---------- DATA SECTION ----------

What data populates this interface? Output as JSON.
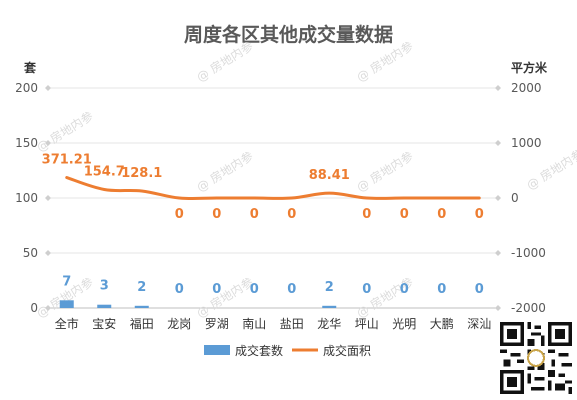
{
  "chart_data": {
    "type": "bar+line",
    "title": "周度各区其他成交量数据",
    "categories": [
      "全市",
      "宝安",
      "福田",
      "龙岗",
      "罗湖",
      "南山",
      "盐田",
      "龙华",
      "坪山",
      "光明",
      "大鹏",
      "深汕"
    ],
    "series": [
      {
        "name": "成交套数",
        "type": "bar",
        "axis": "left",
        "color": "#5b9bd5",
        "values": [
          7,
          3,
          2,
          0,
          0,
          0,
          0,
          2,
          0,
          0,
          0,
          0
        ],
        "labels": [
          "7",
          "3",
          "2",
          "0",
          "0",
          "0",
          "0",
          "2",
          "0",
          "0",
          "0",
          "0"
        ]
      },
      {
        "name": "成交面积",
        "type": "line",
        "axis": "right",
        "color": "#ed7d31",
        "values": [
          371.21,
          154.7,
          128.1,
          0,
          0,
          0,
          0,
          88.41,
          0,
          0,
          0,
          0
        ],
        "labels": [
          "371.21",
          "154.7",
          "128.1",
          "0",
          "0",
          "0",
          "0",
          "88.41",
          "0",
          "0",
          "0",
          "0"
        ]
      }
    ],
    "y_left": {
      "label": "套",
      "range": [
        0,
        200
      ],
      "ticks": [
        0,
        50,
        100,
        150,
        200
      ]
    },
    "y_right": {
      "label": "平方米",
      "range": [
        -2000,
        2000
      ],
      "ticks": [
        -2000,
        -1000,
        0,
        1000,
        2000
      ]
    },
    "grid": true,
    "legend": "bottom"
  },
  "watermark": "@ 房地内参",
  "qr_code": "qr-code-icon"
}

----------

**YOUR GOAL**
Exclude the images and reproduce the remaining data exactly.

**SOLUTION TO THIS TASK**
What data populates this interface? Output as JSON.
{
  "chart_data": {
    "type": "bar+line",
    "title": "周度各区其他成交量数据",
    "categories": [
      "全市",
      "宝安",
      "福田",
      "龙岗",
      "罗湖",
      "南山",
      "盐田",
      "龙华",
      "坪山",
      "光明",
      "大鹏",
      "深汕"
    ],
    "series": [
      {
        "name": "成交套数",
        "type": "bar",
        "axis": "left",
        "color": "#5b9bd5",
        "values": [
          7,
          3,
          2,
          0,
          0,
          0,
          0,
          2,
          0,
          0,
          0,
          0
        ],
        "labels": [
          "7",
          "3",
          "2",
          "0",
          "0",
          "0",
          "0",
          "2",
          "0",
          "0",
          "0",
          "0"
        ]
      },
      {
        "name": "成交面积",
        "type": "line",
        "axis": "right",
        "color": "#ed7d31",
        "values": [
          371.21,
          154.7,
          128.1,
          0,
          0,
          0,
          0,
          88.41,
          0,
          0,
          0,
          0
        ],
        "labels": [
          "371.21",
          "154.7",
          "128.1",
          "0",
          "0",
          "0",
          "0",
          "88.41",
          "0",
          "0",
          "0",
          "0"
        ]
      }
    ],
    "y_left": {
      "label": "套",
      "range": [
        0,
        200
      ],
      "ticks": [
        0,
        50,
        100,
        150,
        200
      ]
    },
    "y_right": {
      "label": "平方米",
      "range": [
        -2000,
        2000
      ],
      "ticks": [
        -2000,
        -1000,
        0,
        1000,
        2000
      ]
    },
    "grid": true,
    "legend": "bottom"
  },
  "watermark": "@ 房地内参",
  "qr_code": "qr-code-icon"
}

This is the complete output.